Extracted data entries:
▶

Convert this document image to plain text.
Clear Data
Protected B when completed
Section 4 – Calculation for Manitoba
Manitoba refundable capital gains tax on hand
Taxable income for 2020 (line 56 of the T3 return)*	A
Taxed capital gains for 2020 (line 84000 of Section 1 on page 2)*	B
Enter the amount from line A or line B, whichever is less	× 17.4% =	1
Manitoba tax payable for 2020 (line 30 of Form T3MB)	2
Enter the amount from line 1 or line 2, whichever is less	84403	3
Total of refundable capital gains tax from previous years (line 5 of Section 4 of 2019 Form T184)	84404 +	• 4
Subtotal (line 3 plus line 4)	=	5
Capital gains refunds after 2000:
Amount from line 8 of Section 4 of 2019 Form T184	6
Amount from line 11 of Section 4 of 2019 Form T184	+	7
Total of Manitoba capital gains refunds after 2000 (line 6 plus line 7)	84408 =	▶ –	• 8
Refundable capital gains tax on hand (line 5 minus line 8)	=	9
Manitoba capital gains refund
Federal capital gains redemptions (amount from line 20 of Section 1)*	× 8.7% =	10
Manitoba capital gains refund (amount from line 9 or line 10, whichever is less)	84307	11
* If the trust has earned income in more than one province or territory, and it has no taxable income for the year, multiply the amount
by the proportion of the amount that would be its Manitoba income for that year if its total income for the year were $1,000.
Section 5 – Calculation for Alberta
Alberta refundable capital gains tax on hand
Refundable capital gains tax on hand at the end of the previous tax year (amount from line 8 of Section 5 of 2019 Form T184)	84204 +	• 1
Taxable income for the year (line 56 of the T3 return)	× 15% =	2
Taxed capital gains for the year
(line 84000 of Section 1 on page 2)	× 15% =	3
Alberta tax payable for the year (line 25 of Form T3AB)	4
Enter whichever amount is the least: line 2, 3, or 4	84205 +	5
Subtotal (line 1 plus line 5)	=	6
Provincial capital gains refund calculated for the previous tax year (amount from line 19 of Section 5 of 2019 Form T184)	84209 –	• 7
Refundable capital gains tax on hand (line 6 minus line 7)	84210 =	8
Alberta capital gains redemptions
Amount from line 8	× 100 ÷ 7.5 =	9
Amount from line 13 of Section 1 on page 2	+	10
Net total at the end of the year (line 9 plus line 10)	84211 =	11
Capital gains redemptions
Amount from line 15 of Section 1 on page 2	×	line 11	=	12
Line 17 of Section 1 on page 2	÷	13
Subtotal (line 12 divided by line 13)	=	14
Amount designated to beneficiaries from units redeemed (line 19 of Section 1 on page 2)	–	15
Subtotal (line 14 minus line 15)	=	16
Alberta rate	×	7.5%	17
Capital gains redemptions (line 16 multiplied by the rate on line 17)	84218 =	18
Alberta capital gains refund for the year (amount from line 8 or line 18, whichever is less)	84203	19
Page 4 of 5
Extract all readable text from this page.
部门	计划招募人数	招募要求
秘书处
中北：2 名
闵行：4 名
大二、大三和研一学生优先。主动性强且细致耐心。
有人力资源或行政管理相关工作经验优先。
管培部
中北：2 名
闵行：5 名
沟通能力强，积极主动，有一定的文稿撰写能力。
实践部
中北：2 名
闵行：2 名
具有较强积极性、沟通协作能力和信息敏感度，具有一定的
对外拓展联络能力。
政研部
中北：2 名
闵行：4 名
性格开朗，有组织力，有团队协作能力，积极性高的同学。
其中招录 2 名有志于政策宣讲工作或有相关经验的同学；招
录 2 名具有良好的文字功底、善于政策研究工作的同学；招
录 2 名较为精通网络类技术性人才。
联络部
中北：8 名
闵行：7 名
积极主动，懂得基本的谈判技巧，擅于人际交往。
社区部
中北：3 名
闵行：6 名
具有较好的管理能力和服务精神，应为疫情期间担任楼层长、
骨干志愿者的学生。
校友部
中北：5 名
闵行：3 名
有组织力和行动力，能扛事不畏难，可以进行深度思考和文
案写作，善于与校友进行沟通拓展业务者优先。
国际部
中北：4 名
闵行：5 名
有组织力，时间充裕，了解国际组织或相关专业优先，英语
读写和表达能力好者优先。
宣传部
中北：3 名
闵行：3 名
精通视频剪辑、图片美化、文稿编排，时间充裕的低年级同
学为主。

◀

— Task brief —
Give only the count of lines in this material that contain the string "refunds".

— Solution to this task —
2